Your objective |
Wherever the word "Diameter" turns up in a line of the entries, copy that line.
### Dataset excerpts
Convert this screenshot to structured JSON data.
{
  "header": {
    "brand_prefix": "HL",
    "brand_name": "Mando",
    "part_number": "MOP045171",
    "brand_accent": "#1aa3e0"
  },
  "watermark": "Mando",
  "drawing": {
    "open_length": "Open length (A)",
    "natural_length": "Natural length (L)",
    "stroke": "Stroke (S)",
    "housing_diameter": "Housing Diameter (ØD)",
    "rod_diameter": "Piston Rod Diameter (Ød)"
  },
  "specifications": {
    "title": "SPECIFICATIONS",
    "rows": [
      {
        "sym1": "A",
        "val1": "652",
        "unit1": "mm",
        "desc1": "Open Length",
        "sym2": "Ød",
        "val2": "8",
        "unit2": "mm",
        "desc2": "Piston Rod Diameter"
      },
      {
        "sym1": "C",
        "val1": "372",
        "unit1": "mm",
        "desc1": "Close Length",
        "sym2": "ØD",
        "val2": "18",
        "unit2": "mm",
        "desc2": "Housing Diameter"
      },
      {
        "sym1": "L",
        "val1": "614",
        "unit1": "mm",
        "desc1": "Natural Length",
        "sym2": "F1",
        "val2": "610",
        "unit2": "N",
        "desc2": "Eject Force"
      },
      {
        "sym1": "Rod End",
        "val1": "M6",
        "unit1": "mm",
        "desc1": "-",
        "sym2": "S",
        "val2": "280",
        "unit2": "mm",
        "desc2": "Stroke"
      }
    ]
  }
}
######
The output |
    "housing_diameter": "Housing Diameter (ØD)",
    "rod_diameter": "Piston Rod Diameter (Ød)"
        "desc2": "Piston Rod Diameter"
        "desc2": "Housing Diameter"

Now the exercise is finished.